§ **TASK BRIEF**: Transcribe the records that follow, preserving every word.
__________________________________________________
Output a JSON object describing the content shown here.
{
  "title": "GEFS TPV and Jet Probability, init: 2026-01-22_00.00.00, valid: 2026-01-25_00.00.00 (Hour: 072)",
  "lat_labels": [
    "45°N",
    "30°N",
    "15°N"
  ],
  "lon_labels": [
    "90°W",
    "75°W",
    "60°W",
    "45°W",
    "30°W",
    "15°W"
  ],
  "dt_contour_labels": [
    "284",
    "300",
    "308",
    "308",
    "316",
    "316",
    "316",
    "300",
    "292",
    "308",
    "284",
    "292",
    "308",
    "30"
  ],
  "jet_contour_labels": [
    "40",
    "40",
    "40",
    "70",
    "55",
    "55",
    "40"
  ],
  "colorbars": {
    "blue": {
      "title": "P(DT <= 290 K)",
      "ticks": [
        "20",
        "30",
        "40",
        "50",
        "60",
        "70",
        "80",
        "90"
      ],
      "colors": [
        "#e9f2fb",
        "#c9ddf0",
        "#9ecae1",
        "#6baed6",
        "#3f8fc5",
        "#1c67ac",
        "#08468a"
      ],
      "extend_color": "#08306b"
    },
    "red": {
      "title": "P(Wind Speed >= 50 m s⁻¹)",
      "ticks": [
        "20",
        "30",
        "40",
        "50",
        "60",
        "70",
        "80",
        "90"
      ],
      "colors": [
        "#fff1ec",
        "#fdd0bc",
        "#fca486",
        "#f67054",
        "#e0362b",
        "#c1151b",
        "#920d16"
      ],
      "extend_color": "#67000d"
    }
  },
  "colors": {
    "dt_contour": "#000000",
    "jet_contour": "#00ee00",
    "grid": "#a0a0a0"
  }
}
__________________________________________________
§ **WORKED ANSWER**:
Output a JSON object describing the content shown here.
{
  "title": "GEFS TPV and Jet Probability, init: 2026-01-22_00.00.00, valid: 2026-01-25_00.00.00 (Hour: 072)",
  "lat_labels": [
    "45°N",
    "30°N",
    "15°N"
  ],
  "lon_labels": [
    "90°W",
    "75°W",
    "60°W",
    "45°W",
    "30°W",
    "15°W"
  ],
  "dt_contour_labels": [
    "284",
    "300",
    "308",
    "308",
    "316",
    "316",
    "316",
    "300",
    "292",
    "308",
    "284",
    "292",
    "308",
    "30"
  ],
  "jet_contour_labels": [
    "40",
    "40",
    "40",
    "70",
    "55",
    "55",
    "40"
  ],
  "colorbars": {
    "blue": {
      "title": "P(DT <= 290 K)",
      "ticks": [
        "20",
        "30",
        "40",
        "50",
        "60",
        "70",
        "80",
        "90"
      ],
      "colors": [
        "#e9f2fb",
        "#c9ddf0",
        "#9ecae1",
        "#6baed6",
        "#3f8fc5",
        "#1c67ac",
        "#08468a"
      ],
      "extend_color": "#08306b"
    },
    "red": {
      "title": "P(Wind Speed >= 50 m s⁻¹)",
      "ticks": [
        "20",
        "30",
        "40",
        "50",
        "60",
        "70",
        "80",
        "90"
      ],
      "colors": [
        "#fff1ec",
        "#fdd0bc",
        "#fca486",
        "#f67054",
        "#e0362b",
        "#c1151b",
        "#920d16"
      ],
      "extend_color": "#67000d"
    }
  },
  "colors": {
    "dt_contour": "#000000",
    "jet_contour": "#00ee00",
    "grid": "#a0a0a0"
  }
}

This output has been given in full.